### Work to be completed
Below are some entries. Copy each line that holds the string "this".

### Stored data
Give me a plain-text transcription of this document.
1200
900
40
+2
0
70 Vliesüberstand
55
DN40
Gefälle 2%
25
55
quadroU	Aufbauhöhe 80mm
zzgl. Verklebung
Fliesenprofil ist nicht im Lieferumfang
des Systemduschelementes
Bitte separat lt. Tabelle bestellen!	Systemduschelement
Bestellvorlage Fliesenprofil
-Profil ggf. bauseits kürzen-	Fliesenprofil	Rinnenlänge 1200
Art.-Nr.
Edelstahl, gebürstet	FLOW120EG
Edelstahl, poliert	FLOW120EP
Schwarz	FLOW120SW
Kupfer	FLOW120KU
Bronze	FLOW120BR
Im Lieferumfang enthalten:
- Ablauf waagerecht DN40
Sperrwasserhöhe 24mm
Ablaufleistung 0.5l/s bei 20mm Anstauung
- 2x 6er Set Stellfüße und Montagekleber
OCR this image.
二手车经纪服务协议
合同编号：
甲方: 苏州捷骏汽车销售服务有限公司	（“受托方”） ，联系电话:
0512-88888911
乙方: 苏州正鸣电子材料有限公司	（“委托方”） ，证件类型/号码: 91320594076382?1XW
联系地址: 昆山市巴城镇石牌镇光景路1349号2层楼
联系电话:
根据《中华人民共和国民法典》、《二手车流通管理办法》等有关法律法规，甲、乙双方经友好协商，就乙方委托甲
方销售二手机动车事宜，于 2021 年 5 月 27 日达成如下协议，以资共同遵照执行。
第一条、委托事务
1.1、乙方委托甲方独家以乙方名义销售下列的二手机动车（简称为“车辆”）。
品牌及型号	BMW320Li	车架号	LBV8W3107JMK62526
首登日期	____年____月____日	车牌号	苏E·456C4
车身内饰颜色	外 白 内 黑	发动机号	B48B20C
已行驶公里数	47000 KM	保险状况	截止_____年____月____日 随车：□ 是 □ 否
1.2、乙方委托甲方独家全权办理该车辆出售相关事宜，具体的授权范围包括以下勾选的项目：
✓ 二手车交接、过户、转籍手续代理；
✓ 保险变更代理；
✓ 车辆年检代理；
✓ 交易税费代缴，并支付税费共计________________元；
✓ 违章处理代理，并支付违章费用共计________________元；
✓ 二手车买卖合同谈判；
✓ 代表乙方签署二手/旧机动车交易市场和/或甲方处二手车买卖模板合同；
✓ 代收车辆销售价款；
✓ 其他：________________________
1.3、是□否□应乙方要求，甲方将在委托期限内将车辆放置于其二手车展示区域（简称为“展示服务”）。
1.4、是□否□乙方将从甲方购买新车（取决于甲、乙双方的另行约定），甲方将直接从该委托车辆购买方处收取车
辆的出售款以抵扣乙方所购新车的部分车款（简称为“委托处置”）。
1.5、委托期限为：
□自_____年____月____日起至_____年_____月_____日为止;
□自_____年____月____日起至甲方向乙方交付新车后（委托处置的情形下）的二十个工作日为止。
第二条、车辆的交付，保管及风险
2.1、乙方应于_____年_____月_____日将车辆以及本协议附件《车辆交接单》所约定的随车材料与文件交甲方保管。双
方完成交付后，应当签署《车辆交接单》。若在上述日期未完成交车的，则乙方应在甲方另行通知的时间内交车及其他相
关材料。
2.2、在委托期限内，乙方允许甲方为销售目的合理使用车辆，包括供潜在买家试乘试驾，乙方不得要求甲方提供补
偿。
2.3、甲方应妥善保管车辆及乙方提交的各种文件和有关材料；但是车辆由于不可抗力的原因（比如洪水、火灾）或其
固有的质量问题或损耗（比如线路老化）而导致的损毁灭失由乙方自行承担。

### Answer
Give me a plain-text transcription of this document.
OCR this image.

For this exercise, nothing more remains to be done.